Dataset items
[Begin]
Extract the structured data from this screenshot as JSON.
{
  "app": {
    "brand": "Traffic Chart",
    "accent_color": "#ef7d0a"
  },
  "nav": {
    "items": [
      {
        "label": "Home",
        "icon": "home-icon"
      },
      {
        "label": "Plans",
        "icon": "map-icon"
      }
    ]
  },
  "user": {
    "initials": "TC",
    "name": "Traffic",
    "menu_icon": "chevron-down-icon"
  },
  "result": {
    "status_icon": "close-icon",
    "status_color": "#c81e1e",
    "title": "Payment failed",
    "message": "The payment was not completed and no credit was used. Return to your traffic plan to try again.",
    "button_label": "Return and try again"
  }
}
[End]
Work required – Your task is to print the whole listing again exactly.

Exercise solution –
Extract the structured data from this screenshot as JSON.
{
  "app": {
    "brand": "Traffic Chart",
    "accent_color": "#ef7d0a"
  },
  "nav": {
    "items": [
      {
        "label": "Home",
        "icon": "home-icon"
      },
      {
        "label": "Plans",
        "icon": "map-icon"
      }
    ]
  },
  "user": {
    "initials": "TC",
    "name": "Traffic",
    "menu_icon": "chevron-down-icon"
  },
  "result": {
    "status_icon": "close-icon",
    "status_color": "#c81e1e",
    "title": "Payment failed",
    "message": "The payment was not completed and no credit was used. Return to your traffic plan to try again.",
    "button_label": "Return and try again"
  }
}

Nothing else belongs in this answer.